* Task description: Output all of the entries below precisely as written.

* Excerpted records:
★ ★ ★

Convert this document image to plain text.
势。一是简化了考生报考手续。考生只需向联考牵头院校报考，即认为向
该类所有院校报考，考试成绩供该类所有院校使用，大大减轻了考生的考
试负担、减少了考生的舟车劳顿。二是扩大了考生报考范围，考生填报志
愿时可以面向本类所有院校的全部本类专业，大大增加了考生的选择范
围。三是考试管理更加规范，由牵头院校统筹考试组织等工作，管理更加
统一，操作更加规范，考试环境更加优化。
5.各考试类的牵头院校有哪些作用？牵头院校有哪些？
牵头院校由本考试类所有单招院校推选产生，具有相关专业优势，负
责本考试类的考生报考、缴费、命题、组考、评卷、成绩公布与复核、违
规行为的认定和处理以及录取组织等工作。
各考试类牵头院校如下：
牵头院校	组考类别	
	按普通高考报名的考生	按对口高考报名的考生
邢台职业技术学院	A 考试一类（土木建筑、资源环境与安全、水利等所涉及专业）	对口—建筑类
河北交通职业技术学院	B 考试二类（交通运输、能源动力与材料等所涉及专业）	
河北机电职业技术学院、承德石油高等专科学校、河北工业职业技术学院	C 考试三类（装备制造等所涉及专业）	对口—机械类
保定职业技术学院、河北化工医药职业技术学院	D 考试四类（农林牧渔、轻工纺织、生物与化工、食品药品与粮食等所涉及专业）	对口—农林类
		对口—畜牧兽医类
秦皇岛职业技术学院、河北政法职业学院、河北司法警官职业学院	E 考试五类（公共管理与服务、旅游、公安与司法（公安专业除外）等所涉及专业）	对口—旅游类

★ ★ ★

* Output for this task:
Convert this document image to plain text.
势。一是简化了考生报考手续。考生只需向联考牵头院校报考，即认为向
该类所有院校报考，考试成绩供该类所有院校使用，大大减轻了考生的考
试负担、减少了考生的舟车劳顿。二是扩大了考生报考范围，考生填报志
愿时可以面向本类所有院校的全部本类专业，大大增加了考生的选择范
围。三是考试管理更加规范，由牵头院校统筹考试组织等工作，管理更加
统一，操作更加规范，考试环境更加优化。
5.各考试类的牵头院校有哪些作用？牵头院校有哪些？
牵头院校由本考试类所有单招院校推选产生，具有相关专业优势，负
责本考试类的考生报考、缴费、命题、组考、评卷、成绩公布与复核、违
规行为的认定和处理以及录取组织等工作。
各考试类牵头院校如下：
牵头院校	组考类别	
	按普通高考报名的考生	按对口高考报名的考生
邢台职业技术学院	A 考试一类（土木建筑、资源环境与安全、水利等所涉及专业）	对口—建筑类
河北交通职业技术学院	B 考试二类（交通运输、能源动力与材料等所涉及专业）	
河北机电职业技术学院、承德石油高等专科学校、河北工业职业技术学院	C 考试三类（装备制造等所涉及专业）	对口—机械类
保定职业技术学院、河北化工医药职业技术学院	D 考试四类（农林牧渔、轻工纺织、生物与化工、食品药品与粮食等所涉及专业）	对口—农林类
		对口—畜牧兽医类
秦皇岛职业技术学院、河北政法职业学院、河北司法警官职业学院	E 考试五类（公共管理与服务、旅游、公安与司法（公安专业除外）等所涉及专业）	对口—旅游类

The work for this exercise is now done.